RECORDS FOR PROCESSING start

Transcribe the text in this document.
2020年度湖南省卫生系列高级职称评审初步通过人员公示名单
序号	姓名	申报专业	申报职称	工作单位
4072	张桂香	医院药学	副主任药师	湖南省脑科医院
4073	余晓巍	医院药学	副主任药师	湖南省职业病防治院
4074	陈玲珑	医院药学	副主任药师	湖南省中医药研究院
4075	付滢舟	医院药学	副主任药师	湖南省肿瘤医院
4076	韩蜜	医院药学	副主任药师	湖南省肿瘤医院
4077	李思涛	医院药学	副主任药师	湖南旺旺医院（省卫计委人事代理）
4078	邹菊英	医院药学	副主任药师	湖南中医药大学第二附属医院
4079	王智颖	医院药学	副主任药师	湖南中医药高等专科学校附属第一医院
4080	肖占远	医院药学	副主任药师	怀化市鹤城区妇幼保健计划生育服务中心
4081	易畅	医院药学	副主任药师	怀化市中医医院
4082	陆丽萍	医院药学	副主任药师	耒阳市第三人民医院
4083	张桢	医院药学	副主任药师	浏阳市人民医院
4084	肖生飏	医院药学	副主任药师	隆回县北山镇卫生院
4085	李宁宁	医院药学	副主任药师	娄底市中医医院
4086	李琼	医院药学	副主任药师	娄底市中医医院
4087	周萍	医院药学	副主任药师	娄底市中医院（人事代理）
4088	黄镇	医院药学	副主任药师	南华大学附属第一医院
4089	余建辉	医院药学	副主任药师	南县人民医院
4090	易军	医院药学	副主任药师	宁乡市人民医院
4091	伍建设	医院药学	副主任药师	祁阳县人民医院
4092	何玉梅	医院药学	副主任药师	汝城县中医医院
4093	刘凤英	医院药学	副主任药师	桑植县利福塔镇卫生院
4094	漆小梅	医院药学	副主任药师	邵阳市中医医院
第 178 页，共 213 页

RECORDS FOR PROCESSING end
RECORDS FOR PROCESSING start

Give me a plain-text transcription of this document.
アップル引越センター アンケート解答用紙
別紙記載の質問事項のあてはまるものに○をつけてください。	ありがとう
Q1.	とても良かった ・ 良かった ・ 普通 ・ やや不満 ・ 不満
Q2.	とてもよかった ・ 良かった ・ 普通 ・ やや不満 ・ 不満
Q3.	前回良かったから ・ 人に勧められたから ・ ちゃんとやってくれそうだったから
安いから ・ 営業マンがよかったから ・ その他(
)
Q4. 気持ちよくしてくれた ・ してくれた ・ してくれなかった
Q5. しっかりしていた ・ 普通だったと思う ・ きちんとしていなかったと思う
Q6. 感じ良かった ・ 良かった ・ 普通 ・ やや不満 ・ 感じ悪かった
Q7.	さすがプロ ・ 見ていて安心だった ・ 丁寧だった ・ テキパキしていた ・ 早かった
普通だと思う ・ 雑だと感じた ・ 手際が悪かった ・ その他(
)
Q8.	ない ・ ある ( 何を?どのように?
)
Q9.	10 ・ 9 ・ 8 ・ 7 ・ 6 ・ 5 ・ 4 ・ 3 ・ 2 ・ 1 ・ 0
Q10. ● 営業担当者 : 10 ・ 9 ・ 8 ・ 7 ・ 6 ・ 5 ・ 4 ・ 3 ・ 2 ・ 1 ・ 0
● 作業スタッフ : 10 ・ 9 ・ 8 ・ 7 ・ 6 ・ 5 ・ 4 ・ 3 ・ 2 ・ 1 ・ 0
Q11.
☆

RECORDS FOR PROCESSING end
RECORDS FOR PROCESSING start

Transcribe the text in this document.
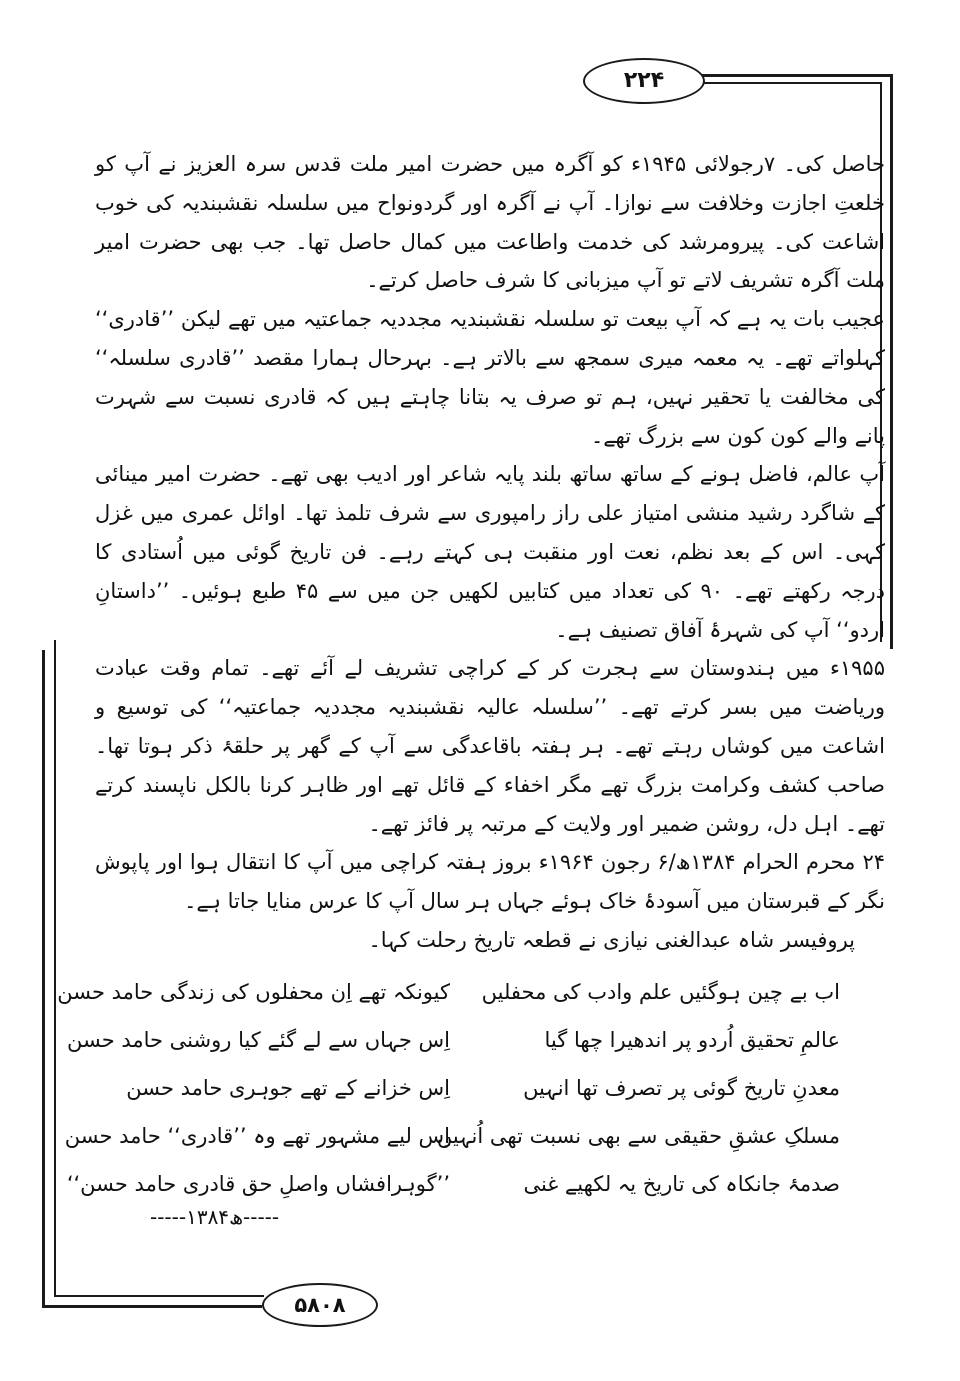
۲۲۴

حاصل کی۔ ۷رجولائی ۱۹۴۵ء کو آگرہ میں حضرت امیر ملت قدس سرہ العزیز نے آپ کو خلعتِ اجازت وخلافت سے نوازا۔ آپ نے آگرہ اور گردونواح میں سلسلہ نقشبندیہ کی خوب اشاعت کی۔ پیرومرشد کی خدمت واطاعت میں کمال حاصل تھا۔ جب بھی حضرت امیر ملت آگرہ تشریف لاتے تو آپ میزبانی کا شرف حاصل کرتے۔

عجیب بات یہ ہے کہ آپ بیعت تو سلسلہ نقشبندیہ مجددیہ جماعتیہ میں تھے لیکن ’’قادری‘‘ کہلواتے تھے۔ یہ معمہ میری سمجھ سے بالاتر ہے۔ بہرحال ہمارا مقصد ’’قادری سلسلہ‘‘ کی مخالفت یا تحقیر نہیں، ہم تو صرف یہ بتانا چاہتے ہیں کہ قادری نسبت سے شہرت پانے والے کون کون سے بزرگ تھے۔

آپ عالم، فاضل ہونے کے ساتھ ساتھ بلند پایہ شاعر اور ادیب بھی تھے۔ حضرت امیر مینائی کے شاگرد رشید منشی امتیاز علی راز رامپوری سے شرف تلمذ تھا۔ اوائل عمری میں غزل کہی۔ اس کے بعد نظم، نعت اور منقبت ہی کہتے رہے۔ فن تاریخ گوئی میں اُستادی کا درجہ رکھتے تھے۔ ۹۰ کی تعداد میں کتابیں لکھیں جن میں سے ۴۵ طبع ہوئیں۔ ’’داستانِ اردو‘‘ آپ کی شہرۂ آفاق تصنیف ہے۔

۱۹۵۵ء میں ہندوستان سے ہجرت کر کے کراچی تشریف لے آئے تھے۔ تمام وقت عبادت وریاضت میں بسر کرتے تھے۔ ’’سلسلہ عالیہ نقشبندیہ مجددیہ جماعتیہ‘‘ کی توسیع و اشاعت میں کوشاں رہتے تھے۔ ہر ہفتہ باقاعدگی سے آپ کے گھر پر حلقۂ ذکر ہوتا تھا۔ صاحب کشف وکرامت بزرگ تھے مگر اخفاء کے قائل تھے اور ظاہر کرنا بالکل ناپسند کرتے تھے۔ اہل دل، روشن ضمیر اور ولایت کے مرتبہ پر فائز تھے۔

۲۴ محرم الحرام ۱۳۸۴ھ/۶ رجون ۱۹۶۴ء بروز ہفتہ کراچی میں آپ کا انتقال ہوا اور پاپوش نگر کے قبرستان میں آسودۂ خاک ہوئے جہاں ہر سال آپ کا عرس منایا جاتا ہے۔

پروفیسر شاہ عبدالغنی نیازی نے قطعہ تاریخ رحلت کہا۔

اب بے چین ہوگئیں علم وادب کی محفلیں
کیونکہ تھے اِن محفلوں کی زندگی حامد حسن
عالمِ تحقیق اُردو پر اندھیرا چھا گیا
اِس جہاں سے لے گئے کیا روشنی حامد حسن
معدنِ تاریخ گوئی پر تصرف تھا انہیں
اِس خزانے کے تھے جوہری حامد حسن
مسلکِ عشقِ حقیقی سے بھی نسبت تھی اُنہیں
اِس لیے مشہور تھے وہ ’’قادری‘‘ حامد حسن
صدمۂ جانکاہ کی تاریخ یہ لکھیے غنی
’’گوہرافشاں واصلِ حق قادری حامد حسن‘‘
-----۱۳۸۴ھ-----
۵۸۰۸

RECORDS FOR PROCESSING end

Leave out every line without the string "حامد" and copy the rest.

SOLUTION =>
کیونکہ تھے اِن محفلوں کی زندگی حامد حسن
اِس جہاں سے لے گئے کیا روشنی حامد حسن
اِس خزانے کے تھے جوہری حامد حسن
اِس لیے مشہور تھے وہ ’’قادری‘‘ حامد حسن
’’گوہرافشاں واصلِ حق قادری حامد حسن‘‘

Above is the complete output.